=== To be done ===
Check every line of the data below for the string "картина", and copy the ones that hold it.

Dataset entries

○ ○ ○

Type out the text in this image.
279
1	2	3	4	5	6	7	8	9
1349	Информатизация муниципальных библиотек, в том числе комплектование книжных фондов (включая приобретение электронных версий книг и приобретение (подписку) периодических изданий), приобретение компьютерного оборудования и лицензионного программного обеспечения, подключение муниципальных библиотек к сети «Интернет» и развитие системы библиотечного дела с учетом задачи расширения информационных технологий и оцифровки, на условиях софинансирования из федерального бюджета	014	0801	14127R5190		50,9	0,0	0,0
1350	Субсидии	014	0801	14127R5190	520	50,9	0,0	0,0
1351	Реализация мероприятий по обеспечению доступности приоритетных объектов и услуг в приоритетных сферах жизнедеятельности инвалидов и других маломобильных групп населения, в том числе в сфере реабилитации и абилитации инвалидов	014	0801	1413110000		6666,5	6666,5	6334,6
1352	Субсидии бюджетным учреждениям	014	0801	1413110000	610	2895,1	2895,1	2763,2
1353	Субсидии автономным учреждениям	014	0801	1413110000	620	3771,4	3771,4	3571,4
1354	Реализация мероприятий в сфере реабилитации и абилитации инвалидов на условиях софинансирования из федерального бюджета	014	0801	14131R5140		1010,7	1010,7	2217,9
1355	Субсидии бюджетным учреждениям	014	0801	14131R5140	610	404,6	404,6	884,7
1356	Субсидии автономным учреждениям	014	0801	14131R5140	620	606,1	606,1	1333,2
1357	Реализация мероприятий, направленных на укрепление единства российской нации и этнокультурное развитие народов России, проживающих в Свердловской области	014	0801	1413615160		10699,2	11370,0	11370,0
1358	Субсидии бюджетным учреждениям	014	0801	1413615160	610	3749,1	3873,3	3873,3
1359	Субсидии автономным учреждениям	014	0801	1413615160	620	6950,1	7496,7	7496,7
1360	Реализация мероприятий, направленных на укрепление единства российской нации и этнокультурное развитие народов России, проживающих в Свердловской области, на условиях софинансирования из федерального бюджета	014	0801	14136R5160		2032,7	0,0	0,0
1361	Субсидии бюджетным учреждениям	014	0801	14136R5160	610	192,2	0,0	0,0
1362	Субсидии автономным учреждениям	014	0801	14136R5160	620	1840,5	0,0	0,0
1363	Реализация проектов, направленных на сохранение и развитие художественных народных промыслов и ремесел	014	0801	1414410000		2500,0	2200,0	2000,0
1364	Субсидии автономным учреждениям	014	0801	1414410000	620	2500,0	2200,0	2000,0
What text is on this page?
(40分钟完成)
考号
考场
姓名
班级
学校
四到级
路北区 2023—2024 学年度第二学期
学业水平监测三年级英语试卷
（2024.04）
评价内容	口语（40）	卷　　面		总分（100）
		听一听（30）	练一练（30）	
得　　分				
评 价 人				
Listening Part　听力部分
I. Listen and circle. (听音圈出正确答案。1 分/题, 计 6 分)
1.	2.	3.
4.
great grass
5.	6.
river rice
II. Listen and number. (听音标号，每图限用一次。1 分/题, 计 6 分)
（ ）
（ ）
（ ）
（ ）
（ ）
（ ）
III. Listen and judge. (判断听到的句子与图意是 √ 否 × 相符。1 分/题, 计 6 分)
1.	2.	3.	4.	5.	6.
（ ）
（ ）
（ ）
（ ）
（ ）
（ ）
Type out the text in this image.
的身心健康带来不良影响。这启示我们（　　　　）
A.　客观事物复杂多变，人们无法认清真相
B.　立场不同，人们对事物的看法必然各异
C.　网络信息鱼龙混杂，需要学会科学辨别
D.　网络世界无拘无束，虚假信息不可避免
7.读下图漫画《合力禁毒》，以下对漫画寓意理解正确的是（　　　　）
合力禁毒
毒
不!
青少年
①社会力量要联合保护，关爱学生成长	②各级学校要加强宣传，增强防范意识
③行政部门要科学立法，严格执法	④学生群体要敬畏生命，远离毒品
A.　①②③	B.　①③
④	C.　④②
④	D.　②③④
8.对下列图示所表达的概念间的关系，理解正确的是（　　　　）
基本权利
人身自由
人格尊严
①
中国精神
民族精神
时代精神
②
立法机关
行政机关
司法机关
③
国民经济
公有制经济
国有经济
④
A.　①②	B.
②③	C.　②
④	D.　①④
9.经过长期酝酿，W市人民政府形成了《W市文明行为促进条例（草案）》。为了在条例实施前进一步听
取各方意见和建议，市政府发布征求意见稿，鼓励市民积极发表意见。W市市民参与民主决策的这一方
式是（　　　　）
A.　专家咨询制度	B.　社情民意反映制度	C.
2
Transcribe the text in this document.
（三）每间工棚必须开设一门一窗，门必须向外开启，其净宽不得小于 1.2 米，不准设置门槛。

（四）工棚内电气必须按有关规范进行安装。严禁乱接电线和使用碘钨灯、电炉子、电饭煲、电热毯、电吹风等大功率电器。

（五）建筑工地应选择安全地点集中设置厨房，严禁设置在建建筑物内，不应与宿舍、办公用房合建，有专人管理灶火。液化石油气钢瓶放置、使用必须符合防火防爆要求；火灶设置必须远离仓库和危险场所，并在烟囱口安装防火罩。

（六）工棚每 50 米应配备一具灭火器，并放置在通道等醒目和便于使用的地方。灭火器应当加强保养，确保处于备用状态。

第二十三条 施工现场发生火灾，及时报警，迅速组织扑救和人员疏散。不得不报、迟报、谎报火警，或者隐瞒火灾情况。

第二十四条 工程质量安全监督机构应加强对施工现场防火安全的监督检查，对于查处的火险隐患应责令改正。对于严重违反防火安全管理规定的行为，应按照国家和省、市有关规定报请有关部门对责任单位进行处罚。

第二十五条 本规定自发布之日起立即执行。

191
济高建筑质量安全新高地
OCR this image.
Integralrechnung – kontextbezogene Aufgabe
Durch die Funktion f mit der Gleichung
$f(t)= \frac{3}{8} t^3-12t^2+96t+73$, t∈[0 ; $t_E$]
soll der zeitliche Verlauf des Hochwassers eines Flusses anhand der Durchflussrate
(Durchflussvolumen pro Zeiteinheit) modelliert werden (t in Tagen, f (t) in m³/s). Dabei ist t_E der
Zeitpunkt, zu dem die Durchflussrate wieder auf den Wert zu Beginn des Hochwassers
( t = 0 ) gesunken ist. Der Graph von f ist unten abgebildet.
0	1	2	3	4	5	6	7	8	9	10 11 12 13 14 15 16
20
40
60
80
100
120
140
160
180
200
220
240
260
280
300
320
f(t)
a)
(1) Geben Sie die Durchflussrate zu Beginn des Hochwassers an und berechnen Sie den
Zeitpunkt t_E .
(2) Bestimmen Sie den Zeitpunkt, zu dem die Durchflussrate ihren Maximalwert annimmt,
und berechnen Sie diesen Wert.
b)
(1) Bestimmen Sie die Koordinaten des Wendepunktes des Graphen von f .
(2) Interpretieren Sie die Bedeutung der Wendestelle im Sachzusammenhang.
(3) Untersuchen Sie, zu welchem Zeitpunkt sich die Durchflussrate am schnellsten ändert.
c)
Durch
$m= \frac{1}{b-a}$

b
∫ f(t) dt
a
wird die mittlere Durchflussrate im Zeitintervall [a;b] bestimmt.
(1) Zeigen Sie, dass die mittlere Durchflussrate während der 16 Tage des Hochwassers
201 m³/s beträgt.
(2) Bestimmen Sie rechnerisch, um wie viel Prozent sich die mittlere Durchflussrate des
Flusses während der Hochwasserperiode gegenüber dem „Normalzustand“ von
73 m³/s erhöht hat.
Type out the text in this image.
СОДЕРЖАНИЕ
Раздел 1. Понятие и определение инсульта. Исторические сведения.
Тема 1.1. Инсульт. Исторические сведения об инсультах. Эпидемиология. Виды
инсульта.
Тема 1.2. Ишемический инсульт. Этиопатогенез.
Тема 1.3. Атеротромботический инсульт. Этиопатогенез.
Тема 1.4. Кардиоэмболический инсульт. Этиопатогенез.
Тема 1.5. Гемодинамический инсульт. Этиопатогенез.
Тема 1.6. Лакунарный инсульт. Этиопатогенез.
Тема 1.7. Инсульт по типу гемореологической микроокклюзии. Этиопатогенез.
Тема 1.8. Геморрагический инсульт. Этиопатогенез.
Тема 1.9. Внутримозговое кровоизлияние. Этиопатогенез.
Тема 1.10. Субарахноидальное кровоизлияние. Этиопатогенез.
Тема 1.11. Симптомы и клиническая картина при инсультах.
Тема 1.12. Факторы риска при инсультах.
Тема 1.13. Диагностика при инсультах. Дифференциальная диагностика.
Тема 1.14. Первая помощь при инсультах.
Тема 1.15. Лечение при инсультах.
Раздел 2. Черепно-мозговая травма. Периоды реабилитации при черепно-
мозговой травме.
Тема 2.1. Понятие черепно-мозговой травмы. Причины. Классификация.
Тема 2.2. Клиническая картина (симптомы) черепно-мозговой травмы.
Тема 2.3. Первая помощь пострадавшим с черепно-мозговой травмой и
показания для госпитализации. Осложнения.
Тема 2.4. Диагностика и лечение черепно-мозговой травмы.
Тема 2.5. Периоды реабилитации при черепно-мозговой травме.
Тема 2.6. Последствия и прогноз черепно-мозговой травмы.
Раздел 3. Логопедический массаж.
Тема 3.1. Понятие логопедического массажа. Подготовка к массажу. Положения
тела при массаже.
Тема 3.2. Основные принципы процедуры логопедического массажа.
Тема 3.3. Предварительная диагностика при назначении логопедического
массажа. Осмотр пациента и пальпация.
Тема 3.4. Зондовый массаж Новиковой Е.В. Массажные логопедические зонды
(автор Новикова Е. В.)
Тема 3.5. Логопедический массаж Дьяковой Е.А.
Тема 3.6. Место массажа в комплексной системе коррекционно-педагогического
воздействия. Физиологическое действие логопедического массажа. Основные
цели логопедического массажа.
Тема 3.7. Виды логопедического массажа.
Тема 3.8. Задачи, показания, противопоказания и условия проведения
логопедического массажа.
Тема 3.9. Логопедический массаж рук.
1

○ ○ ○

=== Result below ===
Тема 1.11. Симптомы и клиническая картина при инсультах.
Тема 2.2. Клиническая картина (симптомы) черепно-мозговой травмы.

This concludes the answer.